__Task to carry out__. Go through the entries below and print each one exactly, leaving out pictures.

__Data extract__.
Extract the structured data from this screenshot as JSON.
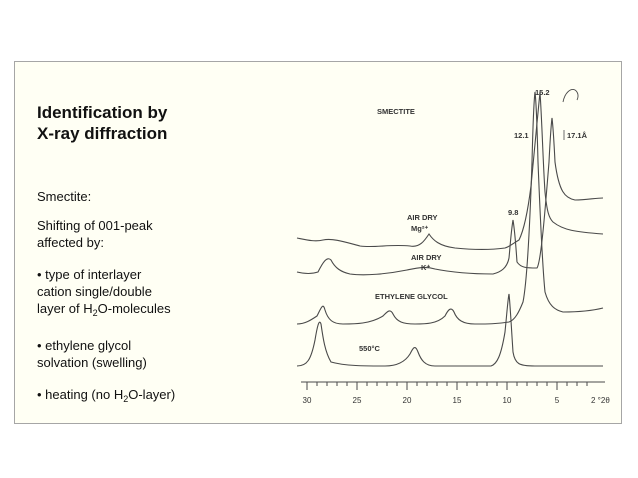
{
  "slide": {
    "title_line1": "Identification  by",
    "title_line2": "X-ray diffraction",
    "subtitle": "Smectite:",
    "shift_line1": "Shifting of 001-peak",
    "shift_line2": "affected by:",
    "bullet1_line1": "• type of interlayer",
    "bullet1_line2": "cation single/double",
    "bullet1_line3_pre": "layer of H",
    "bullet1_line3_sub": "2",
    "bullet1_line3_post": "O-molecules",
    "bullet2_line1": "• ethylene glycol",
    "bullet2_line2": "solvation (swelling)",
    "bullet3_pre": "• heating (no H",
    "bullet3_sub": "2",
    "bullet3_post": "O-layer)"
  },
  "figure": {
    "label": "SMECTITE",
    "peak_labels": {
      "p152": "15.2",
      "p121": "12.1",
      "p171": "17.1Å",
      "p98": "9.8"
    },
    "trace_labels": {
      "air_dry_mg_1": "AIR DRY",
      "air_dry_mg_2": "Mg²⁺",
      "air_dry_k_1": "AIR DRY",
      "air_dry_k_2": "K⁺",
      "eg": "ETHYLENE GLYCOL",
      "heat": "550°C"
    },
    "x_ticks": [
      "30",
      "25",
      "20",
      "15",
      "10",
      "5",
      "2 °2θ"
    ]
  }
}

__The completed task__.
Extract the structured data from this screenshot as JSON.
{
  "slide": {
    "title_line1": "Identification  by",
    "title_line2": "X-ray diffraction",
    "subtitle": "Smectite:",
    "shift_line1": "Shifting of 001-peak",
    "shift_line2": "affected by:",
    "bullet1_line1": "• type of interlayer",
    "bullet1_line2": "cation single/double",
    "bullet1_line3_pre": "layer of H",
    "bullet1_line3_sub": "2",
    "bullet1_line3_post": "O-molecules",
    "bullet2_line1": "• ethylene glycol",
    "bullet2_line2": "solvation (swelling)",
    "bullet3_pre": "• heating (no H",
    "bullet3_sub": "2",
    "bullet3_post": "O-layer)"
  },
  "figure": {
    "label": "SMECTITE",
    "peak_labels": {
      "p152": "15.2",
      "p121": "12.1",
      "p171": "17.1Å",
      "p98": "9.8"
    },
    "trace_labels": {
      "air_dry_mg_1": "AIR DRY",
      "air_dry_mg_2": "Mg²⁺",
      "air_dry_k_1": "AIR DRY",
      "air_dry_k_2": "K⁺",
      "eg": "ETHYLENE GLYCOL",
      "heat": "550°C"
    },
    "x_ticks": [
      "30",
      "25",
      "20",
      "15",
      "10",
      "5",
      "2 °2θ"
    ]
  }
}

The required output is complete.